Aim of the task -> According to the OceanSpy discussion thread below, what two ways are there to inspect a dataset?

--- Selected passage ---

First off. I'm using exactly the same packages you stated and ocean spy 0.3.5.dev17+gcea1845 Very easily created from your Oceanography environment ;-)

Also, I like the map with the mooring arrays superimposed and only now realise it is done in the same way as in the Kogur example. Though there I interpreted they were straight lines between the 3 lat-lon pairs that are given.

I haven't managed the mooring array on my data yet, because I realised I didn't download the 2D depth field that gives the bathymetry and today the servers for downloading new data are slow/not working. To be continued!

ammedd commented 1 year ago

I think there is one final issue before being able to exploit the full functionality of OceanSpy... In the tutorial it is mentioned that time also has a mid and centre point, but this is not the case with the CMEMS data yet. Is that as easy to fix as the other axes and could you give an example @Mikejmnez?

ps. in your answer above I think the underscore in od._dataset # this allows you to view the dataset variables is redundant.

Mikejmnez commented 1 year ago

I think there is one final issue before being able to exploit the full functionality of OceanSpy...

At the very least get some mooring arrays, and perhaps some other compute functions :) . You may need the full grid metrics and other variables that are usually available from mitgcm model output, to fully exploit oceanspy ;).

In the tutorial it is mentioned that time also has a mid and centre point, but this is not the case with the CMEMS data yet. Is that as easy to fix as the other axes?

Yes. To define a time mid and outer points with the grid object following the example above, you add to the dictionary "grid_coords" a time element, and set add_midp=True :

grid_coords = {
    "Y": {"Y": None, "Yp1": 0.5},
    "X": {"X": None, "Xp1": 0.5},
    "Z": {"Z": None, "Zp1": 0.5},
    "time": {'time': -0.5}
}
grid_coords = {"add_midp": True, "overwrite": True, "grid_coords": grid_coords}

od = od.set_grid_coords(**grid_coords)

ps. in your answer above I think the underscore in "od._dataset # this allows you to view the dataset variables" is redundant.

Yes! sorry about that. I was inspired to write a separate notebook similar to the example I wrote for you, but with some sample HyCOM data, and some of those little details made it to my response here. A little bit out of context, but we do have two ways to inspect a dataset (via od.dataset and via od._ds), with some slight differences between the two approaches. That's where the underscore came to be he.

First off. I'm using exactly the same packages you stated and ocean spy 0.3.5.dev17+gcea1845 Very easily created from your Oceanography environment ;-)

Great! I try to always state the version of packages whenever coming up with a bug/error/example. We have seen in the past some changes to some packages as they increase versions (e.g. deprecation or change in functionality), and since this issue will remain accessible even once closed, I think it will be useful for future reference to show the version of the packages at the time of coding.

Best, Miguel

ammedd commented 1 year ago

Thanks again for your extensive answers. I think stating the (versions of) packages used is a very good idea! That's why I added the OceanSpy version as well.

--- Data provided ---

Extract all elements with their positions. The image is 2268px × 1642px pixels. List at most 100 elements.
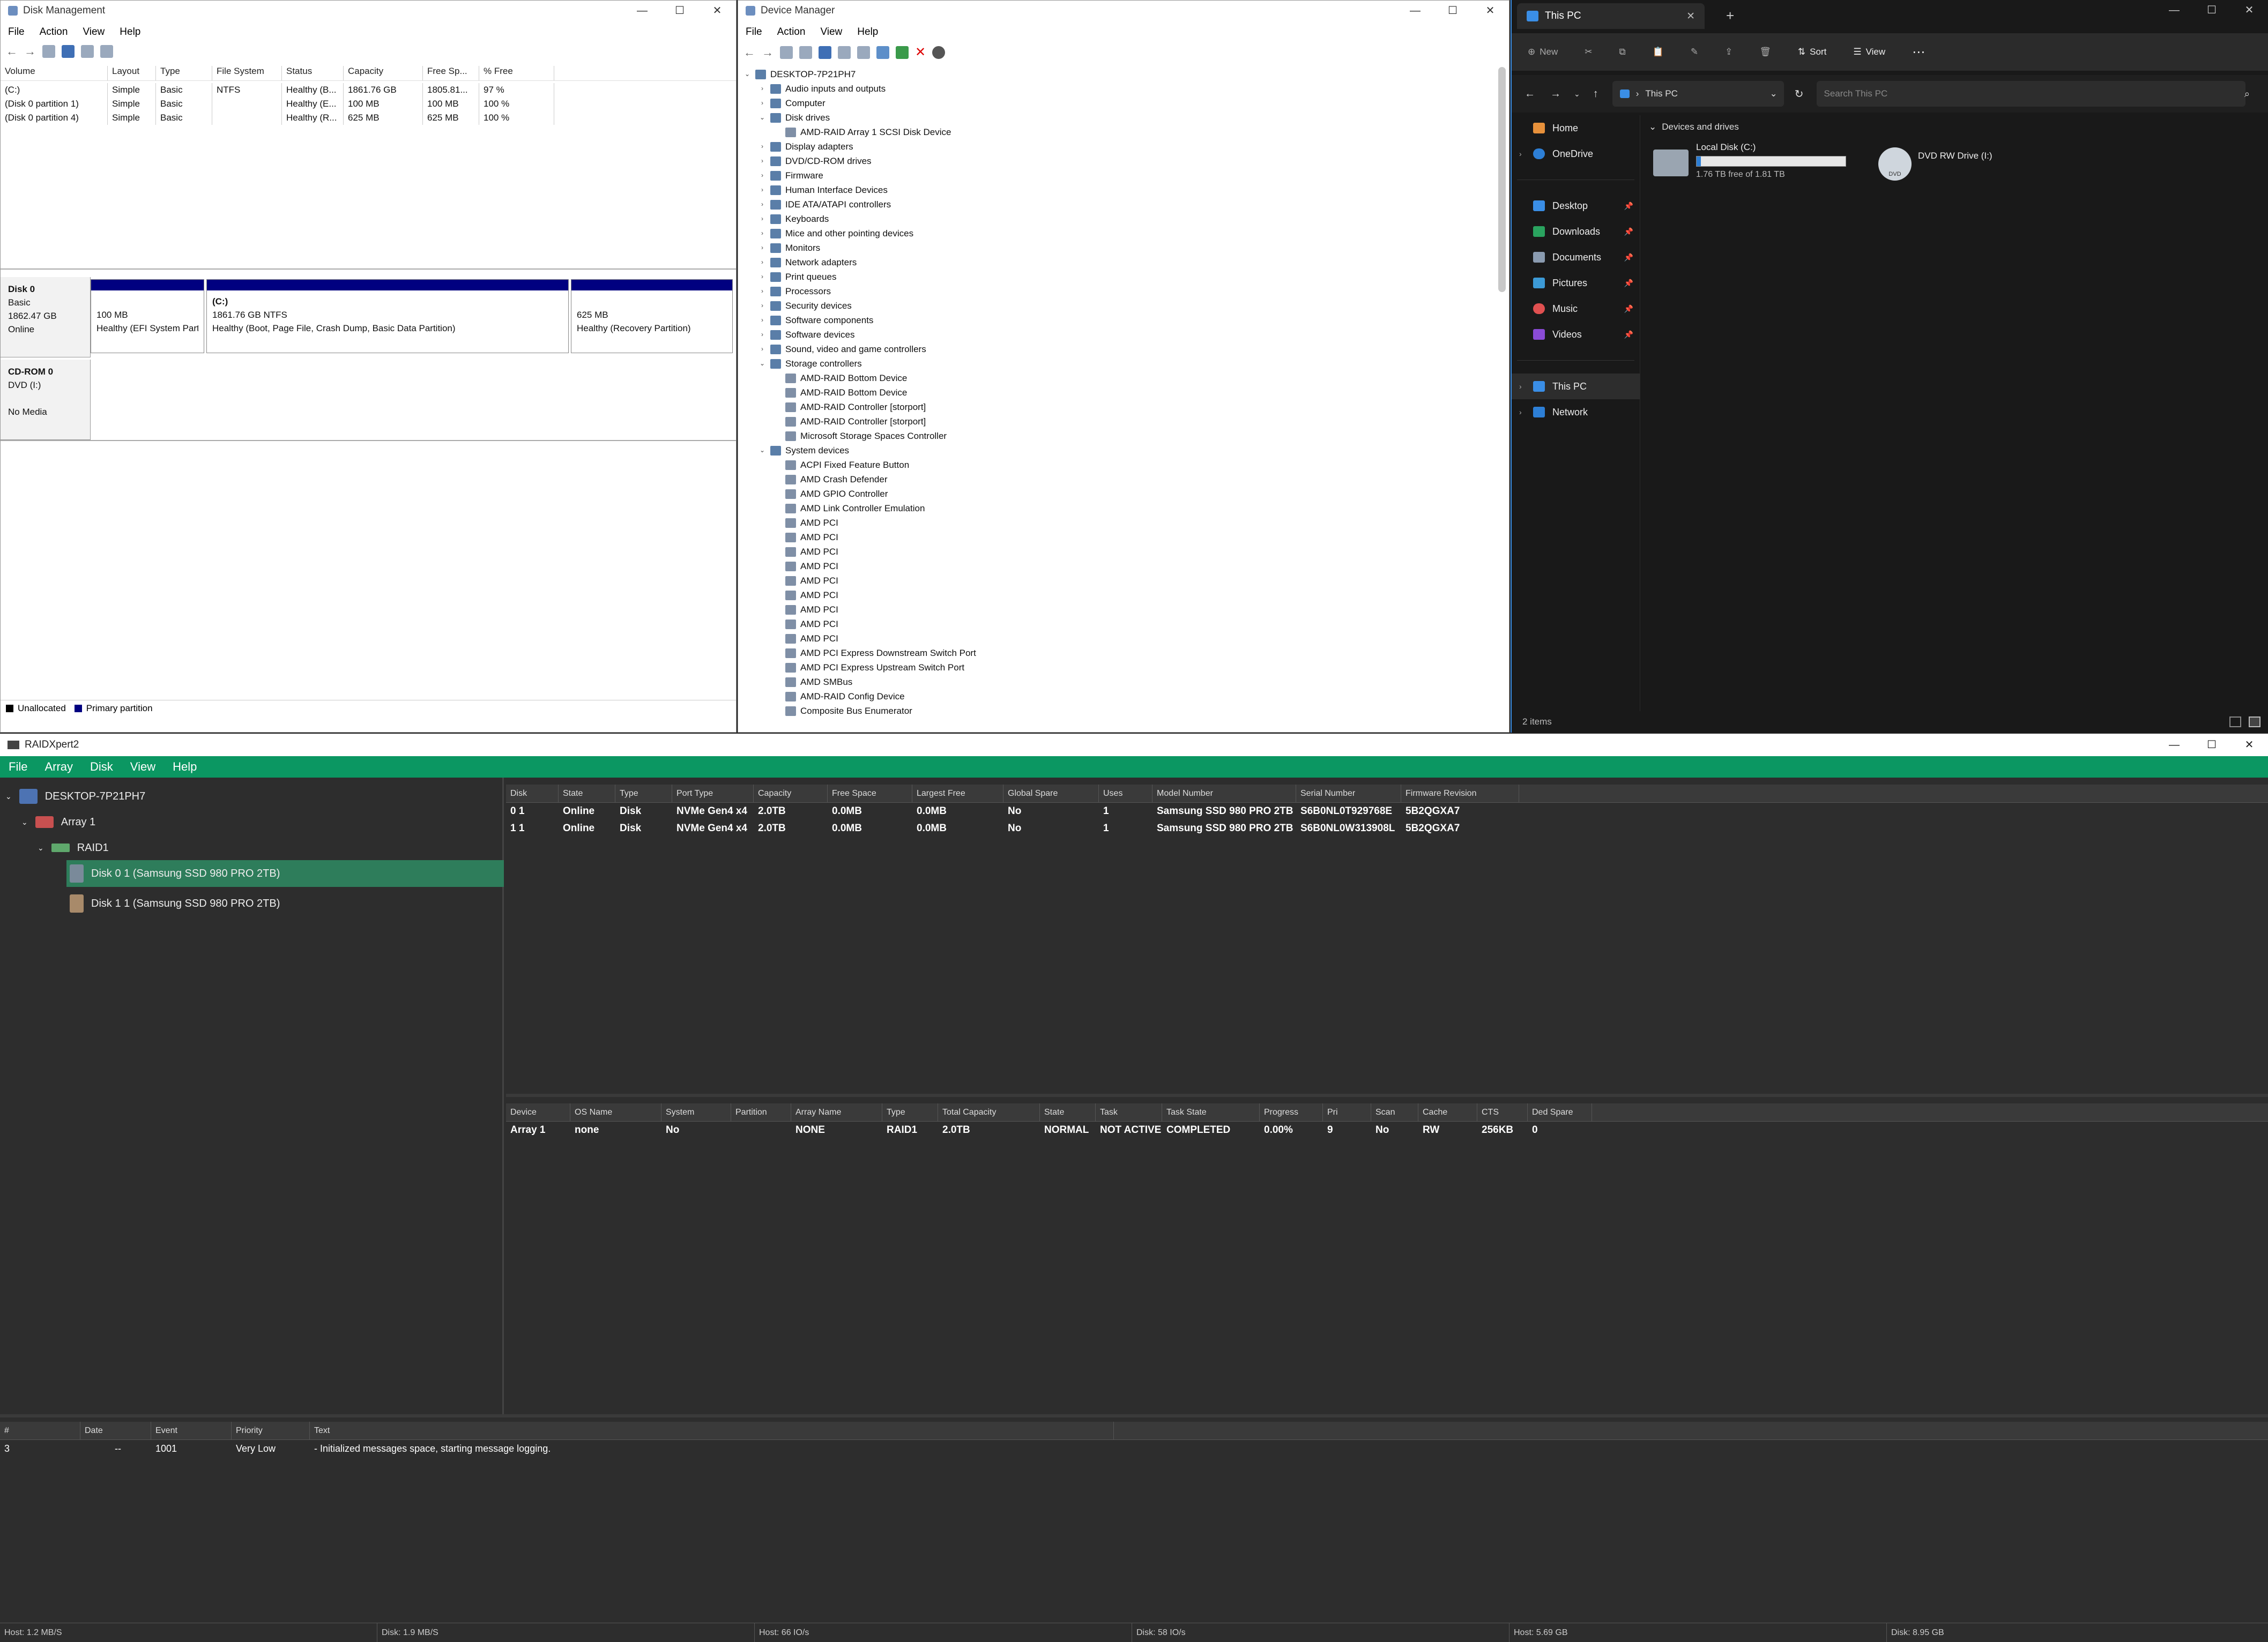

---

Correct output -> Via od.dataset and via od._ds.